PASSAGE PROVIDED -

────

Breck is an Episcopal school. Unlike an Episcopal church, our congregation is multi-religious with a majority of Christians and a significant number of students and adults from other religions.
Our goal as an Episcopal school is to nurture the spiritual development of each person and to welcome everyone to our community.
We offer the following definition to illuminate rather than proselytize. We believe that, far from being an impediment, the Episcopal character of Breck makes our unique approach to all kinds of diversity possible.
What does "Episcopalian" mean?
The Episcopal church is incarnational. This means that while we hold that God was fully incarnate in Jesus, God is also within every human being. Further, we believe that God created life in this world as fundamentally good, despite any human choices to the contrary. Thus, Episcopalians are devoted to stewardship of the earth, social responsibility, and to "seeking out and serving Christ in all persons," as the Baptismal promise declares.
The Episcopal Church is liturgical. In sacraments, symbols, and prayers, we seek awareness of the presence of God in our lives. Sacraments are outward and visible signs of inward and invisible grace.
The Episcopal Church is scriptural. It encourages each person's critical study of the Scripture following one's own conscience and guided by the wisdom found in traditional and contemporary thinking and interpretation.
The Episcopal Church is inclusive, following the example of Jesus Christ, who preached loving inclusion, and against division. In that spirit, we invite all baptized persons to the Eucharist and share a profound dialogue with Jews, Buddhists, Muslims, American Indians, and others. As Bishop Jelinek has said, "we are called to be of one heart, if not necessarily one mind, because we come from one heart." This principle leads us to habits of open-mindedness, patience, and listening. We seek common prayer, not common doctrine.

────

INFORMATION SUPPLIED -

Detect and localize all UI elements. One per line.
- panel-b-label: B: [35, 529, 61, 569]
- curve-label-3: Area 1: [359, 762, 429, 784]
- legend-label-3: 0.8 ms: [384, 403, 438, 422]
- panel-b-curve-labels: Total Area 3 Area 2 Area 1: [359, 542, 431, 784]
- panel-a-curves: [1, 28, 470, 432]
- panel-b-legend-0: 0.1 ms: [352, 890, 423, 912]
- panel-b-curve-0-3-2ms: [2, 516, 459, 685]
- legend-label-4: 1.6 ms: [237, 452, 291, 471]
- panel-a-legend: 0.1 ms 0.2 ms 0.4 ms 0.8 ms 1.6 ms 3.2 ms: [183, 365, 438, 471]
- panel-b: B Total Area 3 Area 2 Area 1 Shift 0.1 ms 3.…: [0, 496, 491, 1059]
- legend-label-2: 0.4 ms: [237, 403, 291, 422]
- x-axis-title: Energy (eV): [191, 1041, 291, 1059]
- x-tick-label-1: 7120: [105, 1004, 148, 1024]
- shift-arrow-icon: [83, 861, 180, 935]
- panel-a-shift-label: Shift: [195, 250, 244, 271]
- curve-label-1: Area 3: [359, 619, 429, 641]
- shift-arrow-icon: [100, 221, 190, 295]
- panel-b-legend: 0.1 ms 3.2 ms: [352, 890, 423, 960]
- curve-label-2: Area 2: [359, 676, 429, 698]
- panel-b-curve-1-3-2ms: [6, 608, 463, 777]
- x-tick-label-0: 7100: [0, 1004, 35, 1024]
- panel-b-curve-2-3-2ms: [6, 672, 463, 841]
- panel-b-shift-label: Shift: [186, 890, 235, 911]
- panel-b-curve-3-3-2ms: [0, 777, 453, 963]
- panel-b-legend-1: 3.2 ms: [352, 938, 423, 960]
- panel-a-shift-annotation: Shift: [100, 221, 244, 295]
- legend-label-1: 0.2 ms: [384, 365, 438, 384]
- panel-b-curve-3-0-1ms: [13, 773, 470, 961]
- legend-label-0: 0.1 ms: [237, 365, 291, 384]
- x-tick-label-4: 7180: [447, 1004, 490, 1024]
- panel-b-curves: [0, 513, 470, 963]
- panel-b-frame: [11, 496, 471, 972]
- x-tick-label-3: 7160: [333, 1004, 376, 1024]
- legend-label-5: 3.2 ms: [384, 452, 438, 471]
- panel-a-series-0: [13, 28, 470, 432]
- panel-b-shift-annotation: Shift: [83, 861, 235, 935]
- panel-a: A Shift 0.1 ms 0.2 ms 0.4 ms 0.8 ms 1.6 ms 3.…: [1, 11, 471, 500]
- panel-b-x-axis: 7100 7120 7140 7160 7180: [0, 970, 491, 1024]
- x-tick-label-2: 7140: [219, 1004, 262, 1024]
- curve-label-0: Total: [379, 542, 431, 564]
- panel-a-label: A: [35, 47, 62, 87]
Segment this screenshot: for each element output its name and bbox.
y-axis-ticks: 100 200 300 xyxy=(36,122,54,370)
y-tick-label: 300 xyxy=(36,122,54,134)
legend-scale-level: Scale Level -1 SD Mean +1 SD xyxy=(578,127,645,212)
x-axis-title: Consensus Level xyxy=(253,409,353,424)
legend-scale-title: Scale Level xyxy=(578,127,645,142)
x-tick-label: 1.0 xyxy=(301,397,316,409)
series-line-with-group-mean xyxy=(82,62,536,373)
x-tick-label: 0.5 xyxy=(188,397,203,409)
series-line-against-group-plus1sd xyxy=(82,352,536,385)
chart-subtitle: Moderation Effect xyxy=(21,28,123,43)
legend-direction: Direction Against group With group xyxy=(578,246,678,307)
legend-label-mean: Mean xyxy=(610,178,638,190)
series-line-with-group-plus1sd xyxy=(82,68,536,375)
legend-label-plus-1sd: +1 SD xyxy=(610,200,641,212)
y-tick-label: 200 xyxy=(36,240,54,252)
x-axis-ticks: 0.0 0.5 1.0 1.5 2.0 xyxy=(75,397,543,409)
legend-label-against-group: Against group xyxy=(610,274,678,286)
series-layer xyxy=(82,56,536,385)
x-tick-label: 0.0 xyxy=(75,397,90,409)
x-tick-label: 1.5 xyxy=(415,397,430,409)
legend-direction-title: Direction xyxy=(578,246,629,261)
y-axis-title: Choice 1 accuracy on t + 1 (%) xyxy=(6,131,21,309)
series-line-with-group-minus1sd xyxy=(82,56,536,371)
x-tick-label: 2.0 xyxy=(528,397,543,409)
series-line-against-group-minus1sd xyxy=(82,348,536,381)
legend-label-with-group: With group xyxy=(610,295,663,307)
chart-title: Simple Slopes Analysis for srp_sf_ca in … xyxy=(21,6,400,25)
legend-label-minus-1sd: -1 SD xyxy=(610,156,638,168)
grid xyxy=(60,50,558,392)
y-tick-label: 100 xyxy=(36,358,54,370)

────

REQUIRED TASK A -
Please return the entries from their first line through the line that contains "- curve-label-0: Total: [379, 542, 431, 564]", including both of those lines.
REQUIRED TASK B -
Write the next part of the text on Breck's Episcopal identity, starting after its final sentence.
The text on Breck's Episcopal character and the entries come from unrelated sources.

EXERCISE RESPONSE A -
Detect and localize all UI elements. One per line.
- panel-b-label: B: [35, 529, 61, 569]
- curve-label-3: Area 1: [359, 762, 429, 784]
- legend-label-3: 0.8 ms: [384, 403, 438, 422]
- panel-b-curve-labels: Total Area 3 Area 2 Area 1: [359, 542, 431, 784]
- panel-a-curves: [1, 28, 470, 432]
- panel-b-legend-0: 0.1 ms: [352, 890, 423, 912]
- panel-b-curve-0-3-2ms: [2, 516, 459, 685]
- legend-label-4: 1.6 ms: [237, 452, 291, 471]
- panel-a-legend: 0.1 ms 0.2 ms 0.4 ms 0.8 ms 1.6 ms 3.2 ms: [183, 365, 438, 471]
- panel-b: B Total Area 3 Area 2 Area 1 Shift 0.1 ms 3.…: [0, 496, 491, 1059]
- legend-label-2: 0.4 ms: [237, 403, 291, 422]
- x-axis-title: Energy (eV): [191, 1041, 291, 1059]
- x-tick-label-1: 7120: [105, 1004, 148, 1024]
- shift-arrow-icon: [83, 861, 180, 935]
- panel-a-shift-label: Shift: [195, 250, 244, 271]
- curve-label-1: Area 3: [359, 619, 429, 641]
- shift-arrow-icon: [100, 221, 190, 295]
- panel-b-legend: 0.1 ms 3.2 ms: [352, 890, 423, 960]
- curve-label-2: Area 2: [359, 676, 429, 698]
- panel-b-curve-1-3-2ms: [6, 608, 463, 777]
- x-tick-label-0: 7100: [0, 1004, 35, 1024]
- panel-b-curve-2-3-2ms: [6, 672, 463, 841]
- panel-b-shift-label: Shift: [186, 890, 235, 911]
- panel-b-curve-3-3-2ms: [0, 777, 453, 963]
- panel-b-legend-1: 3.2 ms: [352, 938, 423, 960]
- panel-a-shift-annotation: Shift: [100, 221, 244, 295]
- legend-label-1: 0.2 ms: [384, 365, 438, 384]
- panel-b-curve-3-0-1ms: [13, 773, 470, 961]
- legend-label-0: 0.1 ms: [237, 365, 291, 384]
- x-tick-label-4: 7180: [447, 1004, 490, 1024]
- panel-b-curves: [0, 513, 470, 963]
- panel-b-frame: [11, 496, 471, 972]
- x-tick-label-3: 7160: [333, 1004, 376, 1024]
- legend-label-5: 3.2 ms: [384, 452, 438, 471]
- panel-a-series-0: [13, 28, 470, 432]
- panel-b-shift-annotation: Shift: [83, 861, 235, 935]
- panel-a: A Shift 0.1 ms 0.2 ms 0.4 ms 0.8 ms 1.6 ms 3.…: [1, 11, 471, 500]
- panel-b-x-axis: 7100 7120 7140 7160 7180: [0, 970, 491, 1024]
- x-tick-label-2: 7140: [219, 1004, 262, 1024]
- curve-label-0: Total: [379, 542, 431, 564]

EXERCISE RESPONSE B -
The Episcopal Church is a community of service. Following the example of Jesus, we approach the path of life by coming "not to be served, but to serve." Social, political, and charitable actions reflect this spiritual imperative.
The Episcopal Church is aesthetic. We have a strong respect for the beauty of holiness and of virtue. In art and music, we seek quality because through them we express spiritual and ethical values.
The Episcopal Church is moderate, affirming balance as a high virtue. We hold personal freedom and communal responsibilities in constant tension. We are Catholic and Protestant. We seek a balance between social action and quiet, personal reflection.
What makes Breck an Episcopal school?
Breck was founded in 1886 by, and is still affiliated with, the Episcopal Church. The Bishop of the Episcopal Diocese of Minnesota chairs the Board and presides at the most important events of the year, such as Baccalaureate and Commencement. Breck often hosts the most important Diocesan events, such as the election of a new Bishop. Neither Breck nor the Diocese supports the other financially in any way.
The Chaplains are Episcopal clergy and lay people, who lead twice-weekly Chapels in the Episcopal style, as well as celebrating other religious traditions as fully as possible. On occasion, we celebrate the Eucharist (attendance is optional) and such sacraments as baptisms, weddings, ordinations, and funerals. We follow the yearly Episcopal calendar of feasts, fasts, and saints' days. We use the Book of Common Prayer, the Hymnal 1982, and other Episcopal resources.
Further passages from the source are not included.